RECORDS:
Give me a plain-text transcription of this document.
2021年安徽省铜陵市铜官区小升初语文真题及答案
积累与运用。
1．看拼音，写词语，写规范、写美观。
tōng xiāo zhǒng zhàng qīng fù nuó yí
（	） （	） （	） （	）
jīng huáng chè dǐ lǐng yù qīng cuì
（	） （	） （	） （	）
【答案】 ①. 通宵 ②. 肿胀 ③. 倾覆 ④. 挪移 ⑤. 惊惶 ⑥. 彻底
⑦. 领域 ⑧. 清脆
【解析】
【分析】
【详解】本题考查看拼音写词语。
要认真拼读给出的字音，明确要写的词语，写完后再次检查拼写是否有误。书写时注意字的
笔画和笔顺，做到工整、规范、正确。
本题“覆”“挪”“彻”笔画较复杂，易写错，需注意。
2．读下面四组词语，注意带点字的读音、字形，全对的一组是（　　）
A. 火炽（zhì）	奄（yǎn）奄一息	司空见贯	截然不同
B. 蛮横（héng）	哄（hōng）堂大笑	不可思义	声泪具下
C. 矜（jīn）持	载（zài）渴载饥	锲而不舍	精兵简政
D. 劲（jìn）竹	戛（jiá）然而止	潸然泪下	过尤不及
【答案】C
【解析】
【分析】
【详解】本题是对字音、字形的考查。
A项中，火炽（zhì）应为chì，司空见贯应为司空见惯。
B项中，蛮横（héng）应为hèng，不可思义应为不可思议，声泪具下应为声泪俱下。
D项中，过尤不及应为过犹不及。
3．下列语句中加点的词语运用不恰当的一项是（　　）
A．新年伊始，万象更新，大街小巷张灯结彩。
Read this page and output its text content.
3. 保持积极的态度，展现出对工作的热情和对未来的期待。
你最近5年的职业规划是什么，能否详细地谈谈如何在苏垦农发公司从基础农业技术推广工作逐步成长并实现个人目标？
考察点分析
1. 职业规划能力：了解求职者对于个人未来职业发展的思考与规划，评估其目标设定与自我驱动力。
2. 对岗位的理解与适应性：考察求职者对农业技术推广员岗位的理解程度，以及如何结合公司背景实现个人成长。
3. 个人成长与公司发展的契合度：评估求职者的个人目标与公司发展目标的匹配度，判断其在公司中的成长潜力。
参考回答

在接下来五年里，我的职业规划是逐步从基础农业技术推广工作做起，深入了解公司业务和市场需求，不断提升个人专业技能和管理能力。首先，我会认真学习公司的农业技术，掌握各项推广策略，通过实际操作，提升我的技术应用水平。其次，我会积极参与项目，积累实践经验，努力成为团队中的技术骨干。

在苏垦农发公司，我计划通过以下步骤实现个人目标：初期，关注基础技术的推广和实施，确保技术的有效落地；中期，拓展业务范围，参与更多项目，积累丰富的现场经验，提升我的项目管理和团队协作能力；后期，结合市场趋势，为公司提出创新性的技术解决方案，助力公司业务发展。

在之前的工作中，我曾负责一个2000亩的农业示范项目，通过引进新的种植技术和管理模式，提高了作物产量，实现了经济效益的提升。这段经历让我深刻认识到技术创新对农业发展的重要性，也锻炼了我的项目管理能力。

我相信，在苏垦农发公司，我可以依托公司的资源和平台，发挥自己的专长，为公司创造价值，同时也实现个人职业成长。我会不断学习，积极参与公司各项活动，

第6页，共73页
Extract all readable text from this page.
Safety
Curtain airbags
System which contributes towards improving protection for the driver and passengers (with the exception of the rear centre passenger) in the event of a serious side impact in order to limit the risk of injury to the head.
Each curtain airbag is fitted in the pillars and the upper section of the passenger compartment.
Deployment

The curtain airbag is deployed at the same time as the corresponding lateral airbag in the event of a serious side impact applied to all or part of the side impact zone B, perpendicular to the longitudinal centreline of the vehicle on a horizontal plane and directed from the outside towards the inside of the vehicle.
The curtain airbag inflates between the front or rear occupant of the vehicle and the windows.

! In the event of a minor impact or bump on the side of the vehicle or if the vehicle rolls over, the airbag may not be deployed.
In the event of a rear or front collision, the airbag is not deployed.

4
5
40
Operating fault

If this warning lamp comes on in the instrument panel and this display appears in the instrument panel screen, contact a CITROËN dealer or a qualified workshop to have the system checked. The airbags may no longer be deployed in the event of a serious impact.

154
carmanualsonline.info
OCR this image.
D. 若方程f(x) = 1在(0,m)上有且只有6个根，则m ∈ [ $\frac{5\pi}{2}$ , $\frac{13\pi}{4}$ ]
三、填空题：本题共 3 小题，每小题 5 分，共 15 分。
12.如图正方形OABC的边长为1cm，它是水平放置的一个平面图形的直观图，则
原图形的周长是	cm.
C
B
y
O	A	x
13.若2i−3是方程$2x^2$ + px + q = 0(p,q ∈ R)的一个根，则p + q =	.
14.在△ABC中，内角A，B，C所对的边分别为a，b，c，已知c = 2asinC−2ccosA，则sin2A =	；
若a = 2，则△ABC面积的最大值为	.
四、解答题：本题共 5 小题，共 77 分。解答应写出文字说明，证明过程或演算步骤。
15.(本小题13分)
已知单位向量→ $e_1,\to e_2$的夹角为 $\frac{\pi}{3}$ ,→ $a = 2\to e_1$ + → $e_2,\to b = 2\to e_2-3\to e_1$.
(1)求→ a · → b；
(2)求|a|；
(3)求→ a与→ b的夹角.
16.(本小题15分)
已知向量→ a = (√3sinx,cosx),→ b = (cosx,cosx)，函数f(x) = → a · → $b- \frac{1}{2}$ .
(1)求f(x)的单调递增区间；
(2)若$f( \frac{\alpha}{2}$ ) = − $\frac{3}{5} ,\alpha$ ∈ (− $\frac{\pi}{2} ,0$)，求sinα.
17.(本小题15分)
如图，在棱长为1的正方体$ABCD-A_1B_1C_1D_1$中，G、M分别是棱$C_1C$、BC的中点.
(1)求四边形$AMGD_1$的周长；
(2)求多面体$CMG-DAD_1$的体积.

SET TASK: Exactly reproduce the material above.

WRITTEN REPLY:
Give me a plain-text transcription of this document.
2021年安徽省铜陵市铜官区小升初语文真题及答案
积累与运用。
1．看拼音，写词语，写规范、写美观。
tōng xiāo zhǒng zhàng qīng fù nuó yí
（	） （	） （	） （	）
jīng huáng chè dǐ lǐng yù qīng cuì
（	） （	） （	） （	）
【答案】 ①. 通宵 ②. 肿胀 ③. 倾覆 ④. 挪移 ⑤. 惊惶 ⑥. 彻底
⑦. 领域 ⑧. 清脆
【解析】
【分析】
【详解】本题考查看拼音写词语。
要认真拼读给出的字音，明确要写的词语，写完后再次检查拼写是否有误。书写时注意字的
笔画和笔顺，做到工整、规范、正确。
本题“覆”“挪”“彻”笔画较复杂，易写错，需注意。
2．读下面四组词语，注意带点字的读音、字形，全对的一组是（　　）
A. 火炽（zhì）	奄（yǎn）奄一息	司空见贯	截然不同
B. 蛮横（héng）	哄（hōng）堂大笑	不可思义	声泪具下
C. 矜（jīn）持	载（zài）渴载饥	锲而不舍	精兵简政
D. 劲（jìn）竹	戛（jiá）然而止	潸然泪下	过尤不及
【答案】C
【解析】
【分析】
【详解】本题是对字音、字形的考查。
A项中，火炽（zhì）应为chì，司空见贯应为司空见惯。
B项中，蛮横（héng）应为hèng，不可思义应为不可思议，声泪具下应为声泪俱下。
D项中，过尤不及应为过犹不及。
3．下列语句中加点的词语运用不恰当的一项是（　　）
A．新年伊始，万象更新，大街小巷张灯结彩。
Read this page and output its text content.
3. 保持积极的态度，展现出对工作的热情和对未来的期待。
你最近5年的职业规划是什么，能否详细地谈谈如何在苏垦农发公司从基础农业技术推广工作逐步成长并实现个人目标？
考察点分析
1. 职业规划能力：了解求职者对于个人未来职业发展的思考与规划，评估其目标设定与自我驱动力。
2. 对岗位的理解与适应性：考察求职者对农业技术推广员岗位的理解程度，以及如何结合公司背景实现个人成长。
3. 个人成长与公司发展的契合度：评估求职者的个人目标与公司发展目标的匹配度，判断其在公司中的成长潜力。
参考回答

在接下来五年里，我的职业规划是逐步从基础农业技术推广工作做起，深入了解公司业务和市场需求，不断提升个人专业技能和管理能力。首先，我会认真学习公司的农业技术，掌握各项推广策略，通过实际操作，提升我的技术应用水平。其次，我会积极参与项目，积累实践经验，努力成为团队中的技术骨干。

在苏垦农发公司，我计划通过以下步骤实现个人目标：初期，关注基础技术的推广和实施，确保技术的有效落地；中期，拓展业务范围，参与更多项目，积累丰富的现场经验，提升我的项目管理和团队协作能力；后期，结合市场趋势，为公司提出创新性的技术解决方案，助力公司业务发展。

在之前的工作中，我曾负责一个2000亩的农业示范项目，通过引进新的种植技术和管理模式，提高了作物产量，实现了经济效益的提升。这段经历让我深刻认识到技术创新对农业发展的重要性，也锻炼了我的项目管理能力。

我相信，在苏垦农发公司，我可以依托公司的资源和平台，发挥自己的专长，为公司创造价值，同时也实现个人职业成长。我会不断学习，积极参与公司各项活动，

第6页，共73页
Extract all readable text from this page.
Safety
Curtain airbags
System which contributes towards improving protection for the driver and passengers (with the exception of the rear centre passenger) in the event of a serious side impact in order to limit the risk of injury to the head.
Each curtain airbag is fitted in the pillars and the upper section of the passenger compartment.
Deployment

The curtain airbag is deployed at the same time as the corresponding lateral airbag in the event of a serious side impact applied to all or part of the side impact zone B, perpendicular to the longitudinal centreline of the vehicle on a horizontal plane and directed from the outside towards the inside of the vehicle.
The curtain airbag inflates between the front or rear occupant of the vehicle and the windows.

! In the event of a minor impact or bump on the side of the vehicle or if the vehicle rolls over, the airbag may not be deployed.
In the event of a rear or front collision, the airbag is not deployed.

4
5
40
Operating fault

If this warning lamp comes on in the instrument panel and this display appears in the instrument panel screen, contact a CITROËN dealer or a qualified workshop to have the system checked. The airbags may no longer be deployed in the event of a serious impact.

154
carmanualsonline.info
OCR this image.
D. 若方程f(x) = 1在(0,m)上有且只有6个根，则m ∈ [ $\frac{5\pi}{2}$ , $\frac{13\pi}{4}$ ]
三、填空题：本题共 3 小题，每小题 5 分，共 15 分。
12.如图正方形OABC的边长为1cm，它是水平放置的一个平面图形的直观图，则
原图形的周长是	cm.
C
B
y
O	A	x
13.若2i−3是方程$2x^2$ + px + q = 0(p,q ∈ R)的一个根，则p + q =	.
14.在△ABC中，内角A，B，C所对的边分别为a，b，c，已知c = 2asinC−2ccosA，则sin2A =	；
若a = 2，则△ABC面积的最大值为	.
四、解答题：本题共 5 小题，共 77 分。解答应写出文字说明，证明过程或演算步骤。
15.(本小题13分)
已知单位向量→ $e_1,\to e_2$的夹角为 $\frac{\pi}{3}$ ,→ $a = 2\to e_1$ + → $e_2,\to b = 2\to e_2-3\to e_1$.
(1)求→ a · → b；
(2)求|a|；
(3)求→ a与→ b的夹角.
16.(本小题15分)
已知向量→ a = (√3sinx,cosx),→ b = (cosx,cosx)，函数f(x) = → a · → $b- \frac{1}{2}$ .
(1)求f(x)的单调递增区间；
(2)若$f( \frac{\alpha}{2}$ ) = − $\frac{3}{5} ,\alpha$ ∈ (− $\frac{\pi}{2} ,0$)，求sinα.
17.(本小题15分)
如图，在棱长为1的正方体$ABCD-A_1B_1C_1D_1$中，G、M分别是棱$C_1C$、BC的中点.
(1)求四边形$AMGD_1$的周长；
(2)求多面体$CMG-DAD_1$的体积.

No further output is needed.